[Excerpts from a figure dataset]
===
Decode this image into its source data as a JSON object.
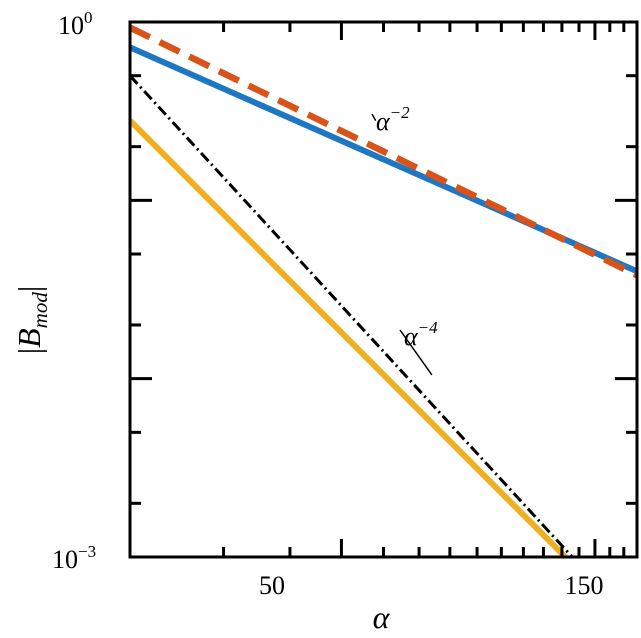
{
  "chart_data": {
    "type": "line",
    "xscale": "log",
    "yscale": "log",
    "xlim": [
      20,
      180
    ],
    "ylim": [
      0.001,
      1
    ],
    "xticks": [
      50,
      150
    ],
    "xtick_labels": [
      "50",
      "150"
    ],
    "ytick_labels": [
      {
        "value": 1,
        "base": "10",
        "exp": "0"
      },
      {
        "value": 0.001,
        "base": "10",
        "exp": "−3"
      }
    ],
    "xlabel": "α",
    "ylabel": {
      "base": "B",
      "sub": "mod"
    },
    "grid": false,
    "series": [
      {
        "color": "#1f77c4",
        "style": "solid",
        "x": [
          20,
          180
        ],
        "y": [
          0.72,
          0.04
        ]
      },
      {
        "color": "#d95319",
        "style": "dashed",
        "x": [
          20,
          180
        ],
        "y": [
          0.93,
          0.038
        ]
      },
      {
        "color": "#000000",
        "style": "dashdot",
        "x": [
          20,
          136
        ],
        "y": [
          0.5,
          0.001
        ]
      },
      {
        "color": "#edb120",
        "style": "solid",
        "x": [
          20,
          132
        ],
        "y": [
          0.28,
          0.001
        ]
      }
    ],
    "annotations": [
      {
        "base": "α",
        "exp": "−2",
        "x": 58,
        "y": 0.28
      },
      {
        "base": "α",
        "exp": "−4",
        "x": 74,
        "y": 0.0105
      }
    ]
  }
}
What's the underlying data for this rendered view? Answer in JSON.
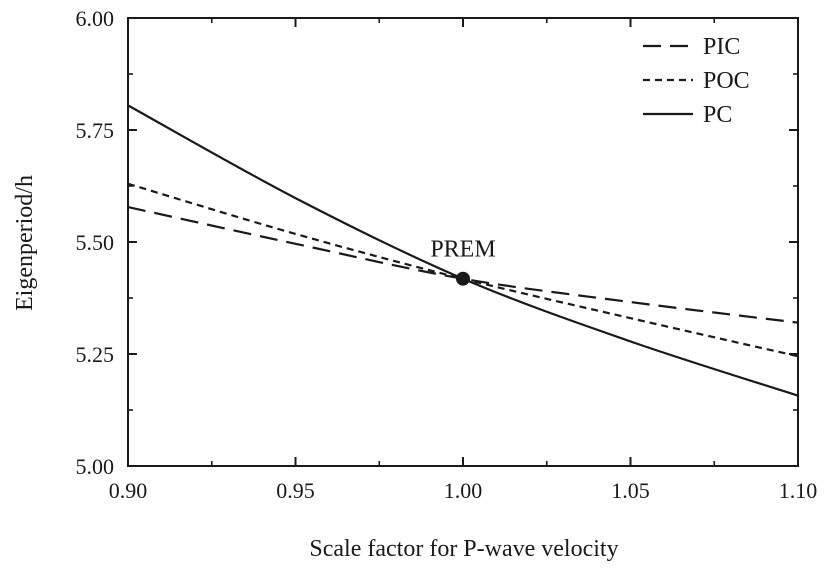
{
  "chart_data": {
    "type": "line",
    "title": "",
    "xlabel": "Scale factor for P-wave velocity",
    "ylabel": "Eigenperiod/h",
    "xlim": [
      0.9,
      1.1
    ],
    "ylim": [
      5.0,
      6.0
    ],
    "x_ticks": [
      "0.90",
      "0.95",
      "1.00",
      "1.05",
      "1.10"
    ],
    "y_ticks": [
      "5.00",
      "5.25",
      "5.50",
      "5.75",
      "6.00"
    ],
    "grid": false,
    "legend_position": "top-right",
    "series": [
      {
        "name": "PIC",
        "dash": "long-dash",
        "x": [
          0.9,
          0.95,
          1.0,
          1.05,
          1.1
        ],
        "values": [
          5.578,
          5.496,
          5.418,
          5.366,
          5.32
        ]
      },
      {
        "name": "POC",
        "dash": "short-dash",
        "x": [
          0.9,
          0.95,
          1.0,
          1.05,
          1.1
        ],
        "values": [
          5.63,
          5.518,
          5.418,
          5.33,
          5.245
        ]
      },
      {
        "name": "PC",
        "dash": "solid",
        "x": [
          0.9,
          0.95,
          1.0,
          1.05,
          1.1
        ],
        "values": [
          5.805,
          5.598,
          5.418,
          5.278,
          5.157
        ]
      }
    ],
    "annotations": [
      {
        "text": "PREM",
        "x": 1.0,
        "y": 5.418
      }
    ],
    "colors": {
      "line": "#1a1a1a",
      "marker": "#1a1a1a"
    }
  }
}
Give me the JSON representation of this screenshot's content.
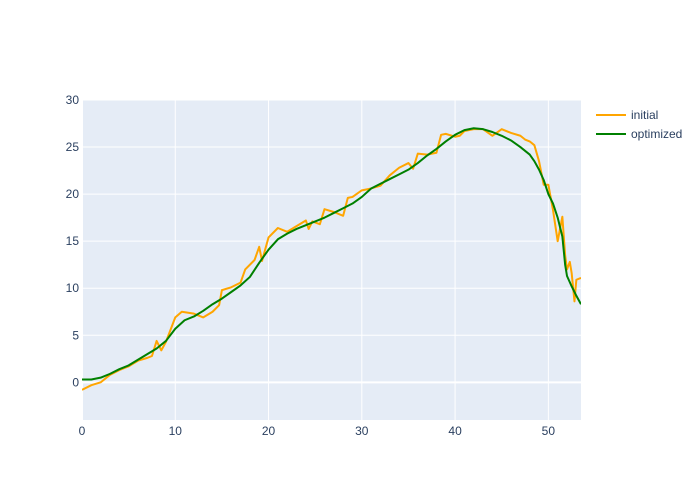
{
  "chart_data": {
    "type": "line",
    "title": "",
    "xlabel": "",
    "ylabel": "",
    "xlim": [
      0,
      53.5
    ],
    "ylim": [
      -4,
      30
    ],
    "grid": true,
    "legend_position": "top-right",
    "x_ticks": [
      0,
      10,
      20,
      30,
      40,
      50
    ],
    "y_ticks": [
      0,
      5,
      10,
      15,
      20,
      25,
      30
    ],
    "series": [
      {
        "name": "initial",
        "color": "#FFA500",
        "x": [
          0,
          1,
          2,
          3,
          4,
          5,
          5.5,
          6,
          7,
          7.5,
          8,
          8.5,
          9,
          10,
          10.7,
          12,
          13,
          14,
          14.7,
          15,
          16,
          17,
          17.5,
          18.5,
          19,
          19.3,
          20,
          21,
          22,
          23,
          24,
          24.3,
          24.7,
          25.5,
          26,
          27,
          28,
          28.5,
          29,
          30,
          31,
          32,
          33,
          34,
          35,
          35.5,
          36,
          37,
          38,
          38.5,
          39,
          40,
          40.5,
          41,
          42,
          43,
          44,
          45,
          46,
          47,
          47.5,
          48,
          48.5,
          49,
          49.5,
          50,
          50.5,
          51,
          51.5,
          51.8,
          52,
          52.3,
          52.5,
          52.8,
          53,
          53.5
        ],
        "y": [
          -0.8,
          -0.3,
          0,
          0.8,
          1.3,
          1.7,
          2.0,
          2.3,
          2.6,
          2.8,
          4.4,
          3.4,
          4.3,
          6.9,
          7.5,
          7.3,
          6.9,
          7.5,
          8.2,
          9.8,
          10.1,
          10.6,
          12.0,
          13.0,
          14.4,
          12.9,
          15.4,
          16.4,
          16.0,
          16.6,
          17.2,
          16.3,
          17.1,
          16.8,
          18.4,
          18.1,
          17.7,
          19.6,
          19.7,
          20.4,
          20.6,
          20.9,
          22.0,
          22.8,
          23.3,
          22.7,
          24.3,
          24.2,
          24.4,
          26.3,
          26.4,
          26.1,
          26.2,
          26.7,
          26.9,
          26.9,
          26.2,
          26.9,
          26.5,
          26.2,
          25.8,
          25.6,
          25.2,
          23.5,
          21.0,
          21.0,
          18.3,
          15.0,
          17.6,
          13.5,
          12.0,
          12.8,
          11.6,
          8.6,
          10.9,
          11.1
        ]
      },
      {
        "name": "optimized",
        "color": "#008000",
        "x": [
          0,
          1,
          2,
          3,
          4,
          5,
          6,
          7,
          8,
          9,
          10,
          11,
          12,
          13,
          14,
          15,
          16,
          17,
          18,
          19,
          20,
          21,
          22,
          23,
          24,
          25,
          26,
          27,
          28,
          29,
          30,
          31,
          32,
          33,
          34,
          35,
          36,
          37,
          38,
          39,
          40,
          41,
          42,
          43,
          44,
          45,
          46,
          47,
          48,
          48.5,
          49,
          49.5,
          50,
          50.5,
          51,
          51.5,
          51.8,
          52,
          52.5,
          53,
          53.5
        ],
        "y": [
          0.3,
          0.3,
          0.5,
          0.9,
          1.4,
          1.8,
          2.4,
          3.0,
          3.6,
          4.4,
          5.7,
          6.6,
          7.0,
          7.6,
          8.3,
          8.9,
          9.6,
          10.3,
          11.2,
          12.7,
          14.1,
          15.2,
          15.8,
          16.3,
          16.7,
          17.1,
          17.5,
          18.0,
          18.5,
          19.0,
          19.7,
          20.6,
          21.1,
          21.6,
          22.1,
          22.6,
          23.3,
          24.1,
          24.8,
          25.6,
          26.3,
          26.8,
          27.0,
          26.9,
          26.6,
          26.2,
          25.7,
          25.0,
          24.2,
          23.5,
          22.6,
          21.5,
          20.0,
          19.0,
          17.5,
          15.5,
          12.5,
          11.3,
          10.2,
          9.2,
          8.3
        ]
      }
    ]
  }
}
===
Given problem> Reproduce every record above exactly, omitting the pictures.

The result>
Decode this image into its source data as a JSON object.
{
  "chart_data": {
    "type": "line",
    "xscale": "log",
    "yscale": "log",
    "xlim": [
      20,
      180
    ],
    "ylim": [
      0.001,
      1
    ],
    "xticks": [
      50,
      150
    ],
    "xtick_labels": [
      "50",
      "150"
    ],
    "ytick_labels": [
      {
        "value": 1,
        "base": "10",
        "exp": "0"
      },
      {
        "value": 0.001,
        "base": "10",
        "exp": "−3"
      }
    ],
    "xlabel": "α",
    "ylabel": {
      "base": "B",
      "sub": "mod"
    },
    "grid": false,
    "series": [
      {
        "color": "#1f77c4",
        "style": "solid",
        "x": [
          20,
          180
        ],
        "y": [
          0.72,
          0.04
        ]
      },
      {
        "color": "#d95319",
        "style": "dashed",
        "x": [
          20,
          180
        ],
        "y": [
          0.93,
          0.038
        ]
      },
      {
        "color": "#000000",
        "style": "dashdot",
        "x": [
          20,
          136
        ],
        "y": [
          0.5,
          0.001
        ]
      },
      {
        "color": "#edb120",
        "style": "solid",
        "x": [
          20,
          132
        ],
        "y": [
          0.28,
          0.001
        ]
      }
    ],
    "annotations": [
      {
        "base": "α",
        "exp": "−2",
        "x": 58,
        "y": 0.28
      },
      {
        "base": "α",
        "exp": "−4",
        "x": 74,
        "y": 0.0105
      }
    ]
  }
}
What's the underlying data for this rendered view? Answer in JSON.
{
  "chart_data": {
    "type": "line",
    "title": "",
    "xlabel": "Scale factor for P-wave velocity",
    "ylabel": "Eigenperiod/h",
    "xlim": [
      0.9,
      1.1
    ],
    "ylim": [
      5.0,
      6.0
    ],
    "x_ticks": [
      "0.90",
      "0.95",
      "1.00",
      "1.05",
      "1.10"
    ],
    "y_ticks": [
      "5.00",
      "5.25",
      "5.50",
      "5.75",
      "6.00"
    ],
    "grid": false,
    "legend_position": "top-right",
    "series": [
      {
        "name": "PIC",
        "dash": "long-dash",
        "x": [
          0.9,
          0.95,
          1.0,
          1.05,
          1.1
        ],
        "values": [
          5.578,
          5.496,
          5.418,
          5.366,
          5.32
        ]
      },
      {
        "name": "POC",
        "dash": "short-dash",
        "x": [
          0.9,
          0.95,
          1.0,
          1.05,
          1.1
        ],
        "values": [
          5.63,
          5.518,
          5.418,
          5.33,
          5.245
        ]
      },
      {
        "name": "PC",
        "dash": "solid",
        "x": [
          0.9,
          0.95,
          1.0,
          1.05,
          1.1
        ],
        "values": [
          5.805,
          5.598,
          5.418,
          5.278,
          5.157
        ]
      }
    ],
    "annotations": [
      {
        "text": "PREM",
        "x": 1.0,
        "y": 5.418
      }
    ],
    "colors": {
      "line": "#1a1a1a",
      "marker": "#1a1a1a"
    }
  }
}
Give me the JSON representation of this screenshot's content.
{
  "chart_data": {
    "type": "line",
    "title": "",
    "xlabel": "",
    "ylabel": "",
    "xlim": [
      0,
      53.5
    ],
    "ylim": [
      -4,
      30
    ],
    "grid": true,
    "legend_position": "top-right",
    "x_ticks": [
      0,
      10,
      20,
      30,
      40,
      50
    ],
    "y_ticks": [
      0,
      5,
      10,
      15,
      20,
      25,
      30
    ],
    "series": [
      {
        "name": "initial",
        "color": "#FFA500",
        "x": [
          0,
          1,
          2,
          3,
          4,
          5,
          5.5,
          6,
          7,
          7.5,
          8,
          8.5,
          9,
          10,
          10.7,
          12,
          13,
          14,
          14.7,
          15,
          16,
          17,
          17.5,
          18.5,
          19,
          19.3,
          20,
          21,
          22,
          23,
          24,
          24.3,
          24.7,
          25.5,
          26,
          27,
          28,
          28.5,
          29,
          30,
          31,
          32,
          33,
          34,
          35,
          35.5,
          36,
          37,
          38,
          38.5,
          39,
          40,
          40.5,
          41,
          42,
          43,
          44,
          45,
          46,
          47,
          47.5,
          48,
          48.5,
          49,
          49.5,
          50,
          50.5,
          51,
          51.5,
          51.8,
          52,
          52.3,
          52.5,
          52.8,
          53,
          53.5
        ],
        "y": [
          -0.8,
          -0.3,
          0,
          0.8,
          1.3,
          1.7,
          2.0,
          2.3,
          2.6,
          2.8,
          4.4,
          3.4,
          4.3,
          6.9,
          7.5,
          7.3,
          6.9,
          7.5,
          8.2,
          9.8,
          10.1,
          10.6,
          12.0,
          13.0,
          14.4,
          12.9,
          15.4,
          16.4,
          16.0,
          16.6,
          17.2,
          16.3,
          17.1,
          16.8,
          18.4,
          18.1,
          17.7,
          19.6,
          19.7,
          20.4,
          20.6,
          20.9,
          22.0,
          22.8,
          23.3,
          22.7,
          24.3,
          24.2,
          24.4,
          26.3,
          26.4,
          26.1,
          26.2,
          26.7,
          26.9,
          26.9,
          26.2,
          26.9,
          26.5,
          26.2,
          25.8,
          25.6,
          25.2,
          23.5,
          21.0,
          21.0,
          18.3,
          15.0,
          17.6,
          13.5,
          12.0,
          12.8,
          11.6,
          8.6,
          10.9,
          11.1
        ]
      },
      {
        "name": "optimized",
        "color": "#008000",
        "x": [
          0,
          1,
          2,
          3,
          4,
          5,
          6,
          7,
          8,
          9,
          10,
          11,
          12,
          13,
          14,
          15,
          16,
          17,
          18,
          19,
          20,
          21,
          22,
          23,
          24,
          25,
          26,
          27,
          28,
          29,
          30,
          31,
          32,
          33,
          34,
          35,
          36,
          37,
          38,
          39,
          40,
          41,
          42,
          43,
          44,
          45,
          46,
          47,
          48,
          48.5,
          49,
          49.5,
          50,
          50.5,
          51,
          51.5,
          51.8,
          52,
          52.5,
          53,
          53.5
        ],
        "y": [
          0.3,
          0.3,
          0.5,
          0.9,
          1.4,
          1.8,
          2.4,
          3.0,
          3.6,
          4.4,
          5.7,
          6.6,
          7.0,
          7.6,
          8.3,
          8.9,
          9.6,
          10.3,
          11.2,
          12.7,
          14.1,
          15.2,
          15.8,
          16.3,
          16.7,
          17.1,
          17.5,
          18.0,
          18.5,
          19.0,
          19.7,
          20.6,
          21.1,
          21.6,
          22.1,
          22.6,
          23.3,
          24.1,
          24.8,
          25.6,
          26.3,
          26.8,
          27.0,
          26.9,
          26.6,
          26.2,
          25.7,
          25.0,
          24.2,
          23.5,
          22.6,
          21.5,
          20.0,
          19.0,
          17.5,
          15.5,
          12.5,
          11.3,
          10.2,
          9.2,
          8.3
        ]
      }
    ]
  }
}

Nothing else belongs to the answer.